[Records from a collection of figures]
*-*-*
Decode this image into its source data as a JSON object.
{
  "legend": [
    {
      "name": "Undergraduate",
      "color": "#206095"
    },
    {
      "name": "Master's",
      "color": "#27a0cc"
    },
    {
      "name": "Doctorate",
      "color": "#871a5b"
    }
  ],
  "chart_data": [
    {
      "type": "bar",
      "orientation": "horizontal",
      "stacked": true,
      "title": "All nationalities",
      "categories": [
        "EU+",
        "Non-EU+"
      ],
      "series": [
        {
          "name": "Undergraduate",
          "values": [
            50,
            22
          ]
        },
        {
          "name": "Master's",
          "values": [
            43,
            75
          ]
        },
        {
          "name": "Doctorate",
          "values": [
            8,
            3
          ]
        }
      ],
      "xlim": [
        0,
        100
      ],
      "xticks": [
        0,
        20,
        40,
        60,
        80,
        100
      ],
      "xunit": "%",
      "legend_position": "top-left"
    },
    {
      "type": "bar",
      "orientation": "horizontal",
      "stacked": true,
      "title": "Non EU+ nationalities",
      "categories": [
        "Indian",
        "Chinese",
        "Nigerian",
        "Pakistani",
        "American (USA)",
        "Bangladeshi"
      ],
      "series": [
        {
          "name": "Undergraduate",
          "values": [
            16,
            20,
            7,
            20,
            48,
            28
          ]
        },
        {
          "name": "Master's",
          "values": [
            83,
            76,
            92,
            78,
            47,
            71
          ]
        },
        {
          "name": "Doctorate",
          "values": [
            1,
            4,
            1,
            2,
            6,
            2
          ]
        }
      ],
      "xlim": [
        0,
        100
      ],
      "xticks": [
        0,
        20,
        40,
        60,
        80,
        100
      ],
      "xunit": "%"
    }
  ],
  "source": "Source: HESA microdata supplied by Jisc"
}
*-*-*
EXERCISE DIRECTIONS =>
Return every line of the preceding records in which the word "title" appears.

WRITTEN REPLY =>
      "title": "All nationalities",
      "title": "Non EU+ nationalities",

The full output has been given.